:: WHAT THE TASK REQUIRES ::
Wherever the string "value" occurs in a line of these records, report that line.

:: RECORDS SHOWN ::
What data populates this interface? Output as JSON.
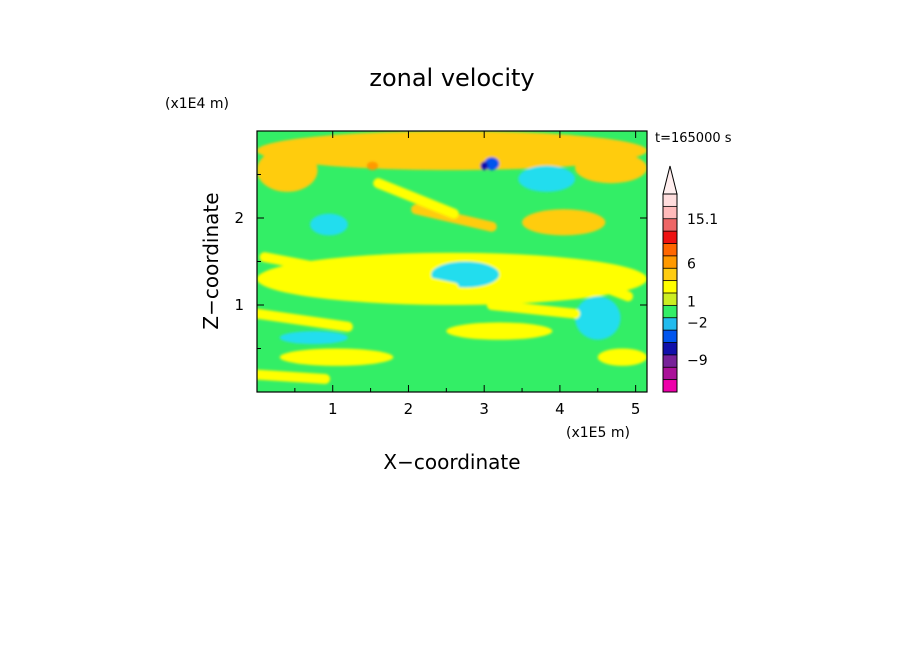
{
  "chart_data": {
    "type": "heatmap",
    "title": "zonal velocity",
    "xlabel": "X−coordinate",
    "ylabel": "Z−coordinate",
    "x_scale_label": "(x1E5 m)",
    "y_scale_label": "(x1E4 m)",
    "time_label": "t=165000 s",
    "xlim": [
      0,
      5.15
    ],
    "ylim": [
      0,
      3.0
    ],
    "x_ticks": [
      1,
      2,
      3,
      4,
      5
    ],
    "x_tick_labels": [
      "1",
      "2",
      "3",
      "4",
      "5"
    ],
    "y_ticks": [
      1,
      2
    ],
    "y_tick_labels": [
      "1",
      "2"
    ],
    "background_level_color": "#33ee66",
    "colorbar": {
      "labels": [
        {
          "value": 15.1,
          "text": "15.1"
        },
        {
          "value": 6,
          "text": "6"
        },
        {
          "value": 1,
          "text": "1"
        },
        {
          "value": -2,
          "text": "−2"
        },
        {
          "value": -9,
          "text": "−9"
        }
      ],
      "colors": [
        "#ee00aa",
        "#aa1199",
        "#772299",
        "#1111aa",
        "#0055ee",
        "#22bbee",
        "#33ee66",
        "#ccee22",
        "#ffff00",
        "#ffcc11",
        "#ff9900",
        "#ff6600",
        "#ee1111",
        "#ee6666",
        "#ffbbbb",
        "#ffdddd"
      ],
      "extend_max": true
    },
    "features": [
      {
        "level": "warm-yellow",
        "x": [
          0.0,
          0.8
        ],
        "z": [
          2.3,
          2.8
        ]
      },
      {
        "level": "warm-yellow",
        "x": [
          0.0,
          5.15
        ],
        "z": [
          2.55,
          3.0
        ]
      },
      {
        "level": "orange",
        "x": [
          1.45,
          1.6
        ],
        "z": [
          2.55,
          2.65
        ]
      },
      {
        "level": "cyan",
        "x": [
          3.45,
          4.2
        ],
        "z": [
          2.3,
          2.6
        ]
      },
      {
        "level": "blue",
        "x": [
          3.0,
          3.2
        ],
        "z": [
          2.55,
          2.7
        ]
      },
      {
        "level": "dark-blue",
        "x": [
          2.95,
          3.05
        ],
        "z": [
          2.55,
          2.65
        ]
      },
      {
        "level": "cyan",
        "x": [
          0.7,
          1.2
        ],
        "z": [
          1.8,
          2.05
        ]
      },
      {
        "level": "warm-yellow",
        "x": [
          4.2,
          5.15
        ],
        "z": [
          2.4,
          2.75
        ]
      },
      {
        "level": "warm-yellow",
        "x": [
          3.5,
          4.6
        ],
        "z": [
          1.8,
          2.1
        ]
      },
      {
        "level": "yellow",
        "x": [
          0.0,
          5.15
        ],
        "z": [
          1.0,
          1.6
        ]
      },
      {
        "level": "cyan",
        "x": [
          2.3,
          3.2
        ],
        "z": [
          1.2,
          1.5
        ]
      },
      {
        "level": "cyan",
        "x": [
          0.3,
          1.2
        ],
        "z": [
          0.55,
          0.7
        ]
      },
      {
        "level": "yellow",
        "x": [
          0.3,
          1.8
        ],
        "z": [
          0.3,
          0.5
        ]
      },
      {
        "level": "yellow",
        "x": [
          2.5,
          3.9
        ],
        "z": [
          0.6,
          0.8
        ]
      },
      {
        "level": "yellow",
        "x": [
          4.5,
          5.15
        ],
        "z": [
          0.3,
          0.5
        ]
      },
      {
        "level": "cyan",
        "x": [
          4.2,
          4.8
        ],
        "z": [
          0.6,
          1.1
        ]
      }
    ]
  }
}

:: CORRECT RESULT ::
          "value": 15.1,
          "value": 6,
          "value": 1,
          "value": -2,
          "value": -9,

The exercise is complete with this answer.